* [Material for the task]

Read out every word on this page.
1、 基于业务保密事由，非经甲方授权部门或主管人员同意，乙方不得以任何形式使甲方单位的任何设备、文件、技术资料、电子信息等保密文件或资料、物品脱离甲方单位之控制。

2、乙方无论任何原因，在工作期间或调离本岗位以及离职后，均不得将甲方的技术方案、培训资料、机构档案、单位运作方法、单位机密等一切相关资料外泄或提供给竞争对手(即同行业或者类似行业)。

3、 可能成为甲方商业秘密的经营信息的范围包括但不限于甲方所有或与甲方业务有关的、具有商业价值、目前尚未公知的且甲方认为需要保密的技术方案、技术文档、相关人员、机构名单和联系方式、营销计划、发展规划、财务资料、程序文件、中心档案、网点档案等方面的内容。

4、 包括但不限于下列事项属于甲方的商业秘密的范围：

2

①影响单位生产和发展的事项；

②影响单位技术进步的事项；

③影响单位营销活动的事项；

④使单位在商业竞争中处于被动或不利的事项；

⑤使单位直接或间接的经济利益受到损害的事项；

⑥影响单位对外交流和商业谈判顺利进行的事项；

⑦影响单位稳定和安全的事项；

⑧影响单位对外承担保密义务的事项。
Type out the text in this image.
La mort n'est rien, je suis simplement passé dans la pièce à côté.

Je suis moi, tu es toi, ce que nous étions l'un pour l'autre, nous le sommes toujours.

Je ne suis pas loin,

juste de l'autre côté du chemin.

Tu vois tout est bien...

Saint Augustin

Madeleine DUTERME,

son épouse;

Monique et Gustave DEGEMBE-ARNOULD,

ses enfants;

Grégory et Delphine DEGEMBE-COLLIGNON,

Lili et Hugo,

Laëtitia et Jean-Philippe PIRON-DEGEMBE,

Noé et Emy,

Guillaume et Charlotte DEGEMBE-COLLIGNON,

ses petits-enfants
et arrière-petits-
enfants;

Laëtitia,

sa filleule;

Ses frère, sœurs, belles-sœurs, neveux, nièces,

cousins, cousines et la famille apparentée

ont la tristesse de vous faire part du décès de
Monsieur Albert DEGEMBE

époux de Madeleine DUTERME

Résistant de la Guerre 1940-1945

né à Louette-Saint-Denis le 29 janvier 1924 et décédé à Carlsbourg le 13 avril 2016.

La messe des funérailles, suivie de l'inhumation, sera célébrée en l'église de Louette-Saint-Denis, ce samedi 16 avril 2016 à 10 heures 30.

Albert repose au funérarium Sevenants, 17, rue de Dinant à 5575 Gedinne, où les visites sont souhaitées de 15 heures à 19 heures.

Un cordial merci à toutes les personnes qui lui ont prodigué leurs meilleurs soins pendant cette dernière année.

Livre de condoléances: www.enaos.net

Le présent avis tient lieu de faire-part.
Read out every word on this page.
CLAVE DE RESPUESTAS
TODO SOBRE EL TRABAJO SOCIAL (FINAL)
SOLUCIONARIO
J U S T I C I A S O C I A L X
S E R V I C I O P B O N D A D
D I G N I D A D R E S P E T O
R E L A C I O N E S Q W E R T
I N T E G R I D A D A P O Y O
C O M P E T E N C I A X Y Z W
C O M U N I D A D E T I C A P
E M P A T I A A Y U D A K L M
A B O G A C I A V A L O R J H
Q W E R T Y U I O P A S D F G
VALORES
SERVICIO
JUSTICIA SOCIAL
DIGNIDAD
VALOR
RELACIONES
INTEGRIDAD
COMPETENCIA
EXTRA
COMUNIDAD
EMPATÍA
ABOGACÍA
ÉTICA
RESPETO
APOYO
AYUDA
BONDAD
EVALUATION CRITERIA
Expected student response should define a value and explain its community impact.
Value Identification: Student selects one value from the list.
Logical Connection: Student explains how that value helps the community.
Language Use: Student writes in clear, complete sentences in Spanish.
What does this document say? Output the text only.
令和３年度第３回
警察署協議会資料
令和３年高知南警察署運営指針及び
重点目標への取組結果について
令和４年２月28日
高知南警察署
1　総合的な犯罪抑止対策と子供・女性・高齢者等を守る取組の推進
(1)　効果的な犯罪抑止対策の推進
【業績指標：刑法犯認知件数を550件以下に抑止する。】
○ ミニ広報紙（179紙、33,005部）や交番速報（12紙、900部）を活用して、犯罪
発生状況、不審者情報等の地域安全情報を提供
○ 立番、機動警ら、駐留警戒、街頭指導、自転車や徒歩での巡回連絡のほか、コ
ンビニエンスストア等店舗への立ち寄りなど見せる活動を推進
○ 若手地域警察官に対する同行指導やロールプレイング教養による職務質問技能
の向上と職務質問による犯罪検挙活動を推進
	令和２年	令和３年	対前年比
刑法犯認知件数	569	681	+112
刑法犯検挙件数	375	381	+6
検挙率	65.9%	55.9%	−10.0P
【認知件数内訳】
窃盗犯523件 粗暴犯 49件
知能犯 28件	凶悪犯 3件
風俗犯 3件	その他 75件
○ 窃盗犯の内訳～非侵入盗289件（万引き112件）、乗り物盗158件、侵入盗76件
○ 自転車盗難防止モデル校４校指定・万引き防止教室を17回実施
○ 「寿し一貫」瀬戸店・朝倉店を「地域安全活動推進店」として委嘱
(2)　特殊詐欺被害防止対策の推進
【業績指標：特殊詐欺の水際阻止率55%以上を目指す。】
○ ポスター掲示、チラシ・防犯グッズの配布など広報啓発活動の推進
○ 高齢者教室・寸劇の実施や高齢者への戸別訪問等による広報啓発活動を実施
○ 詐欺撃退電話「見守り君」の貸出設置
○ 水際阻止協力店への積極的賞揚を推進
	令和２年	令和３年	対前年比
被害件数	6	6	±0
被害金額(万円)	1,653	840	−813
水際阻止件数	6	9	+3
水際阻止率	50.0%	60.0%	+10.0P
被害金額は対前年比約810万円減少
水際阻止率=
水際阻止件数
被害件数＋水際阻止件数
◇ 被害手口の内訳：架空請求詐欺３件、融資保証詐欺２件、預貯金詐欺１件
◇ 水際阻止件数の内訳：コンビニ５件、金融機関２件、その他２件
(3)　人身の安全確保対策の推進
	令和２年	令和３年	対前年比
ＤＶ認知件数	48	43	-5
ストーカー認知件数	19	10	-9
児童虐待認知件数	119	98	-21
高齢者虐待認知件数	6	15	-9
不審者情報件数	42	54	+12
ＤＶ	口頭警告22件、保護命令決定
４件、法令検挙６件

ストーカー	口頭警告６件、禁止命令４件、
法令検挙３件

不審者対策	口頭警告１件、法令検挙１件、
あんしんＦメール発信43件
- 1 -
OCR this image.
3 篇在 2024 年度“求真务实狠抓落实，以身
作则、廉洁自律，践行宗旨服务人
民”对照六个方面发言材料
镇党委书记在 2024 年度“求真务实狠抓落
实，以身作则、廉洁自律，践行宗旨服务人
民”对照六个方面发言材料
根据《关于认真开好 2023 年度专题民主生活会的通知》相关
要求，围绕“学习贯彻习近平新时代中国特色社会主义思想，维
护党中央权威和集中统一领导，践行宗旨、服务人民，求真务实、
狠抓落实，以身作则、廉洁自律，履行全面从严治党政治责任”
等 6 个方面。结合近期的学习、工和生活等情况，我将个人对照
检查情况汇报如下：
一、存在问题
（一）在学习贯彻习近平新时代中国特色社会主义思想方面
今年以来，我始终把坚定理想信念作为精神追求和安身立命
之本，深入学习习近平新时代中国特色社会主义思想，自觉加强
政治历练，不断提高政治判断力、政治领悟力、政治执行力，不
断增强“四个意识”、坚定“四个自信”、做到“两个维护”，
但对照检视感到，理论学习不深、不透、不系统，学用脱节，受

* [Aim] Word for word, restate all of the data shown above.

* [Task solution]
Read out every word on this page.
1、 基于业务保密事由，非经甲方授权部门或主管人员同意，乙方不得以任何形式使甲方单位的任何设备、文件、技术资料、电子信息等保密文件或资料、物品脱离甲方单位之控制。

2、乙方无论任何原因，在工作期间或调离本岗位以及离职后，均不得将甲方的技术方案、培训资料、机构档案、单位运作方法、单位机密等一切相关资料外泄或提供给竞争对手(即同行业或者类似行业)。

3、 可能成为甲方商业秘密的经营信息的范围包括但不限于甲方所有或与甲方业务有关的、具有商业价值、目前尚未公知的且甲方认为需要保密的技术方案、技术文档、相关人员、机构名单和联系方式、营销计划、发展规划、财务资料、程序文件、中心档案、网点档案等方面的内容。

4、 包括但不限于下列事项属于甲方的商业秘密的范围：

2

①影响单位生产和发展的事项；

②影响单位技术进步的事项；

③影响单位营销活动的事项；

④使单位在商业竞争中处于被动或不利的事项；

⑤使单位直接或间接的经济利益受到损害的事项；

⑥影响单位对外交流和商业谈判顺利进行的事项；

⑦影响单位稳定和安全的事项；

⑧影响单位对外承担保密义务的事项。
Type out the text in this image.
La mort n'est rien, je suis simplement passé dans la pièce à côté.

Je suis moi, tu es toi, ce que nous étions l'un pour l'autre, nous le sommes toujours.

Je ne suis pas loin,

juste de l'autre côté du chemin.

Tu vois tout est bien...

Saint Augustin

Madeleine DUTERME,

son épouse;

Monique et Gustave DEGEMBE-ARNOULD,

ses enfants;

Grégory et Delphine DEGEMBE-COLLIGNON,

Lili et Hugo,

Laëtitia et Jean-Philippe PIRON-DEGEMBE,

Noé et Emy,

Guillaume et Charlotte DEGEMBE-COLLIGNON,

ses petits-enfants
et arrière-petits-
enfants;

Laëtitia,

sa filleule;

Ses frère, sœurs, belles-sœurs, neveux, nièces,

cousins, cousines et la famille apparentée

ont la tristesse de vous faire part du décès de
Monsieur Albert DEGEMBE

époux de Madeleine DUTERME

Résistant de la Guerre 1940-1945

né à Louette-Saint-Denis le 29 janvier 1924 et décédé à Carlsbourg le 13 avril 2016.

La messe des funérailles, suivie de l'inhumation, sera célébrée en l'église de Louette-Saint-Denis, ce samedi 16 avril 2016 à 10 heures 30.

Albert repose au funérarium Sevenants, 17, rue de Dinant à 5575 Gedinne, où les visites sont souhaitées de 15 heures à 19 heures.

Un cordial merci à toutes les personnes qui lui ont prodigué leurs meilleurs soins pendant cette dernière année.

Livre de condoléances: www.enaos.net

Le présent avis tient lieu de faire-part.
Read out every word on this page.
CLAVE DE RESPUESTAS
TODO SOBRE EL TRABAJO SOCIAL (FINAL)
SOLUCIONARIO
J U S T I C I A S O C I A L X
S E R V I C I O P B O N D A D
D I G N I D A D R E S P E T O
R E L A C I O N E S Q W E R T
I N T E G R I D A D A P O Y O
C O M P E T E N C I A X Y Z W
C O M U N I D A D E T I C A P
E M P A T I A A Y U D A K L M
A B O G A C I A V A L O R J H
Q W E R T Y U I O P A S D F G
VALORES
SERVICIO
JUSTICIA SOCIAL
DIGNIDAD
VALOR
RELACIONES
INTEGRIDAD
COMPETENCIA
EXTRA
COMUNIDAD
EMPATÍA
ABOGACÍA
ÉTICA
RESPETO
APOYO
AYUDA
BONDAD
EVALUATION CRITERIA
Expected student response should define a value and explain its community impact.
Value Identification: Student selects one value from the list.
Logical Connection: Student explains how that value helps the community.
Language Use: Student writes in clear, complete sentences in Spanish.
What does this document say? Output the text only.
令和３年度第３回
警察署協議会資料
令和３年高知南警察署運営指針及び
重点目標への取組結果について
令和４年２月28日
高知南警察署
1　総合的な犯罪抑止対策と子供・女性・高齢者等を守る取組の推進
(1)　効果的な犯罪抑止対策の推進
【業績指標：刑法犯認知件数を550件以下に抑止する。】
○ ミニ広報紙（179紙、33,005部）や交番速報（12紙、900部）を活用して、犯罪
発生状況、不審者情報等の地域安全情報を提供
○ 立番、機動警ら、駐留警戒、街頭指導、自転車や徒歩での巡回連絡のほか、コ
ンビニエンスストア等店舗への立ち寄りなど見せる活動を推進
○ 若手地域警察官に対する同行指導やロールプレイング教養による職務質問技能
の向上と職務質問による犯罪検挙活動を推進
	令和２年	令和３年	対前年比
刑法犯認知件数	569	681	+112
刑法犯検挙件数	375	381	+6
検挙率	65.9%	55.9%	−10.0P
【認知件数内訳】
窃盗犯523件 粗暴犯 49件
知能犯 28件	凶悪犯 3件
風俗犯 3件	その他 75件
○ 窃盗犯の内訳～非侵入盗289件（万引き112件）、乗り物盗158件、侵入盗76件
○ 自転車盗難防止モデル校４校指定・万引き防止教室を17回実施
○ 「寿し一貫」瀬戸店・朝倉店を「地域安全活動推進店」として委嘱
(2)　特殊詐欺被害防止対策の推進
【業績指標：特殊詐欺の水際阻止率55%以上を目指す。】
○ ポスター掲示、チラシ・防犯グッズの配布など広報啓発活動の推進
○ 高齢者教室・寸劇の実施や高齢者への戸別訪問等による広報啓発活動を実施
○ 詐欺撃退電話「見守り君」の貸出設置
○ 水際阻止協力店への積極的賞揚を推進
	令和２年	令和３年	対前年比
被害件数	6	6	±0
被害金額(万円)	1,653	840	−813
水際阻止件数	6	9	+3
水際阻止率	50.0%	60.0%	+10.0P
被害金額は対前年比約810万円減少
水際阻止率=
水際阻止件数
被害件数＋水際阻止件数
◇ 被害手口の内訳：架空請求詐欺３件、融資保証詐欺２件、預貯金詐欺１件
◇ 水際阻止件数の内訳：コンビニ５件、金融機関２件、その他２件
(3)　人身の安全確保対策の推進
	令和２年	令和３年	対前年比
ＤＶ認知件数	48	43	-5
ストーカー認知件数	19	10	-9
児童虐待認知件数	119	98	-21
高齢者虐待認知件数	6	15	-9
不審者情報件数	42	54	+12
ＤＶ	口頭警告22件、保護命令決定
４件、法令検挙６件

ストーカー	口頭警告６件、禁止命令４件、
法令検挙３件

不審者対策	口頭警告１件、法令検挙１件、
あんしんＦメール発信43件
- 1 -
OCR this image.
3 篇在 2024 年度“求真务实狠抓落实，以身
作则、廉洁自律，践行宗旨服务人
民”对照六个方面发言材料
镇党委书记在 2024 年度“求真务实狠抓落
实，以身作则、廉洁自律，践行宗旨服务人
民”对照六个方面发言材料
根据《关于认真开好 2023 年度专题民主生活会的通知》相关
要求，围绕“学习贯彻习近平新时代中国特色社会主义思想，维
护党中央权威和集中统一领导，践行宗旨、服务人民，求真务实、
狠抓落实，以身作则、廉洁自律，履行全面从严治党政治责任”
等 6 个方面。结合近期的学习、工和生活等情况，我将个人对照
检查情况汇报如下：
一、存在问题
（一）在学习贯彻习近平新时代中国特色社会主义思想方面
今年以来，我始终把坚定理想信念作为精神追求和安身立命
之本，深入学习习近平新时代中国特色社会主义思想，自觉加强
政治历练，不断提高政治判断力、政治领悟力、政治执行力，不
断增强“四个意识”、坚定“四个自信”、做到“两个维护”，
但对照检视感到，理论学习不深、不透、不系统，学用脱节，受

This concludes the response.